Identify each line below that contains the word "screenshot", and copy it out.
──────
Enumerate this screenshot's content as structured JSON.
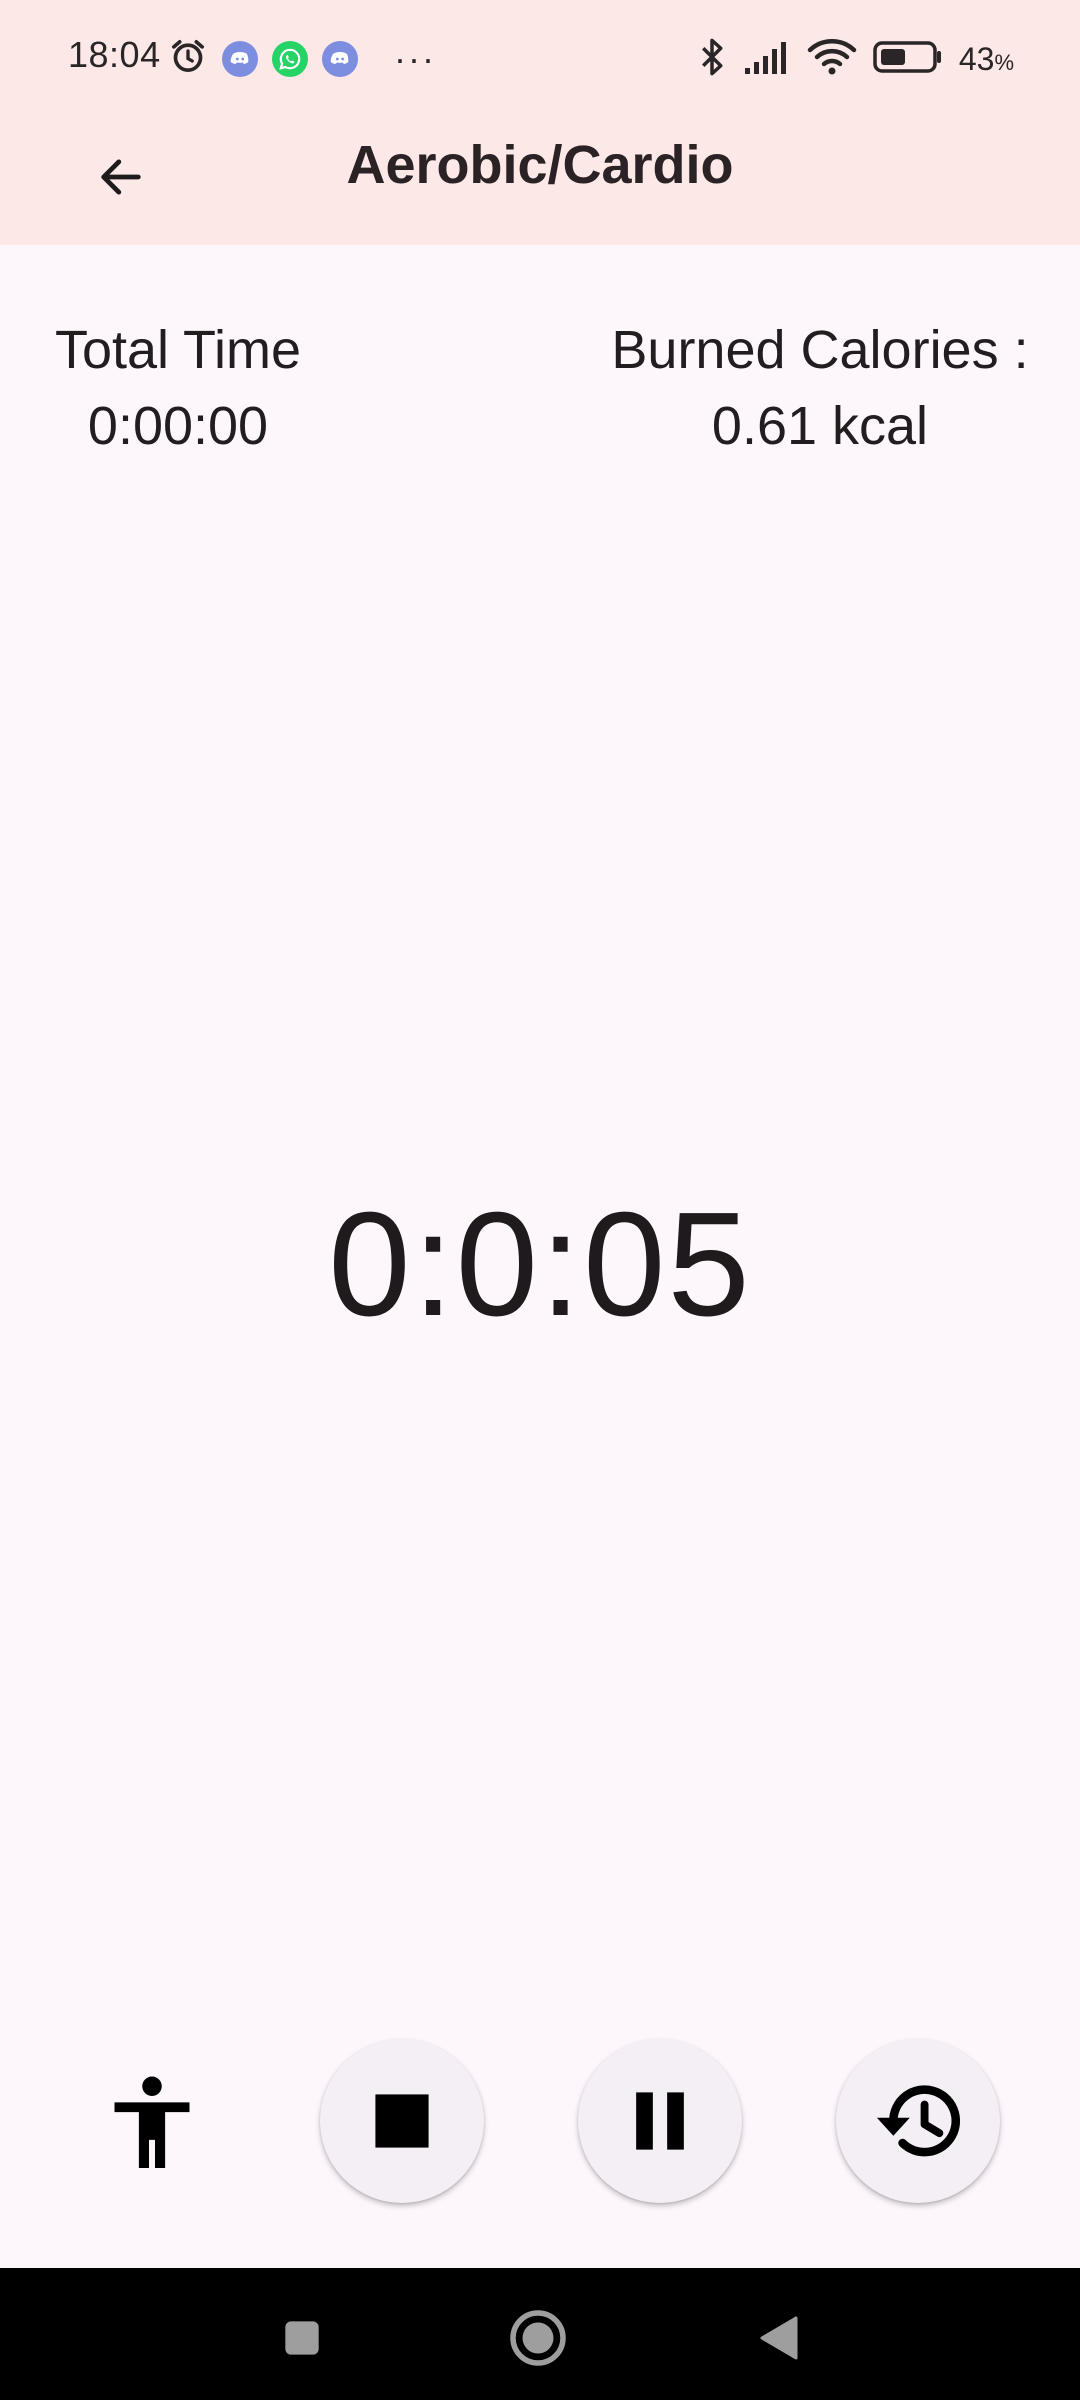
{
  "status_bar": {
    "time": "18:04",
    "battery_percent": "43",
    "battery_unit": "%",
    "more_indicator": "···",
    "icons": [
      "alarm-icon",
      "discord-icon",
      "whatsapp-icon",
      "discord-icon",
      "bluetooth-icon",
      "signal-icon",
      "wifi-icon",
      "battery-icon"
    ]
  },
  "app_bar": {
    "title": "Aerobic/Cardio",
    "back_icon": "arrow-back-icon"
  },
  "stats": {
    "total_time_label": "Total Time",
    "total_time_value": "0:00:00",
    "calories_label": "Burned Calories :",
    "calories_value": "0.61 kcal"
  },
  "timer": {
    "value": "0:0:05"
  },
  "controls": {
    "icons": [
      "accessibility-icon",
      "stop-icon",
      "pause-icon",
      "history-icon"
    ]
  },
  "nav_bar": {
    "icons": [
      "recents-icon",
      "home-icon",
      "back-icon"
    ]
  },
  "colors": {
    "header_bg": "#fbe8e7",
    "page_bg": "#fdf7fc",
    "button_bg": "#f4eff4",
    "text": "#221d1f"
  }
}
──────
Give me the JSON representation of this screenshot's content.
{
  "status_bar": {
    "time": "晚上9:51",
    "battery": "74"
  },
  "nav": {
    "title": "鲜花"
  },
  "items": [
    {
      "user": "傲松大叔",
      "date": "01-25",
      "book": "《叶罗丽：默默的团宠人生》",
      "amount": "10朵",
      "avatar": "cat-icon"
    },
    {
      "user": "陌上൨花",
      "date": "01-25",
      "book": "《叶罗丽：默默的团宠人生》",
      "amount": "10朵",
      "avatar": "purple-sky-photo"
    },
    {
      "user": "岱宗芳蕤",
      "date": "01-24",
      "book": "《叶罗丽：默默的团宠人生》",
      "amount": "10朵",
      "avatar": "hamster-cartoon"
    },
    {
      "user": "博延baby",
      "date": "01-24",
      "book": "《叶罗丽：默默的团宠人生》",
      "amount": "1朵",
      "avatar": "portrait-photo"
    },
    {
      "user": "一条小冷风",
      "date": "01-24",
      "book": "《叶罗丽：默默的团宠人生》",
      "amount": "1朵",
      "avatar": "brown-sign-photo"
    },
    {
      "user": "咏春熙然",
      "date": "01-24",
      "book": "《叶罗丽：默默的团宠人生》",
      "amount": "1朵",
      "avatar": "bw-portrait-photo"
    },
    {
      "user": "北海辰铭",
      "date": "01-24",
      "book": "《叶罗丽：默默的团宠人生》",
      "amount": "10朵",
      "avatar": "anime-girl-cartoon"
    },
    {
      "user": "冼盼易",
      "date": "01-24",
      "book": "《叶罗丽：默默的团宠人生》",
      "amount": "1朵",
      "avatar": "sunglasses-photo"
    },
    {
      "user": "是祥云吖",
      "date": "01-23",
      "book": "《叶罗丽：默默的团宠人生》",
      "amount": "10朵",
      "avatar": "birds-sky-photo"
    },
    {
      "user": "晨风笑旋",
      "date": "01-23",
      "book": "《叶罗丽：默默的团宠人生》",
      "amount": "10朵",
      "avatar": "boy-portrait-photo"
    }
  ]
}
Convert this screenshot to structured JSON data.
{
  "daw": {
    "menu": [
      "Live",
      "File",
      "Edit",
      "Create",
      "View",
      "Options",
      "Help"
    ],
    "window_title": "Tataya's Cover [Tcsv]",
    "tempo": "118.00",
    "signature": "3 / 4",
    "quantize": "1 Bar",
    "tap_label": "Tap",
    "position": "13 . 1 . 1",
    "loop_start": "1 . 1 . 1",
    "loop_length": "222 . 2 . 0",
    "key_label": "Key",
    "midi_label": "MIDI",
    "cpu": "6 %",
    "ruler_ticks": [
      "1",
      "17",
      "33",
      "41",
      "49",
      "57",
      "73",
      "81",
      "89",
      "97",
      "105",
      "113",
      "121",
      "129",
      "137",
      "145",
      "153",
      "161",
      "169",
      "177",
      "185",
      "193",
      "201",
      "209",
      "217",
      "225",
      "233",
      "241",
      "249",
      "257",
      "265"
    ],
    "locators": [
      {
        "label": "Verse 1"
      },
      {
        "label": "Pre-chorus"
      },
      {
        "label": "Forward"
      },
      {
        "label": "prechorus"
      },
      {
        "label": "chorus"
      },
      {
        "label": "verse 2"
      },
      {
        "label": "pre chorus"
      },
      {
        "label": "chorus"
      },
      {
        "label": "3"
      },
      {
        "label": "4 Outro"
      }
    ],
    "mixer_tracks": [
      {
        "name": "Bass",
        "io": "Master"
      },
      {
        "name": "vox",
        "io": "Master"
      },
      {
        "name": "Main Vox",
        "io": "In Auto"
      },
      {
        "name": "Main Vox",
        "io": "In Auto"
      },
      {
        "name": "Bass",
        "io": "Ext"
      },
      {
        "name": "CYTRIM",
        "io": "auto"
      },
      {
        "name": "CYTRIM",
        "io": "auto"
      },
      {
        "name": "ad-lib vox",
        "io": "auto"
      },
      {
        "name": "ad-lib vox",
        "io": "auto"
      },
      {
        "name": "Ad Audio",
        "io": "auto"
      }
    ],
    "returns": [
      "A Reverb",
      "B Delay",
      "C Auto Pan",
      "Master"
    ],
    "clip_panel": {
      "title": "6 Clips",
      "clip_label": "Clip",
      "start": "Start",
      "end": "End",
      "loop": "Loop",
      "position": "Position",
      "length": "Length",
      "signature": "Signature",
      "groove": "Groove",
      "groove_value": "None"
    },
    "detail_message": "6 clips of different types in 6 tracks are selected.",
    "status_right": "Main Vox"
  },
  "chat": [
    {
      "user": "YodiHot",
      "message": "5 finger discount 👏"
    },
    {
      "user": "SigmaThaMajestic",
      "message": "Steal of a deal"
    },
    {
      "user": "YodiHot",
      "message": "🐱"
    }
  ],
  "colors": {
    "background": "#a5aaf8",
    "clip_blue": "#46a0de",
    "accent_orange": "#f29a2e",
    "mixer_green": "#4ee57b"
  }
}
──────
» **The output**
Enumerate this screenshot's content as structured JSON.
Give me the JSON representation of this screenshot's content.
Convert this screenshot to structured JSON data.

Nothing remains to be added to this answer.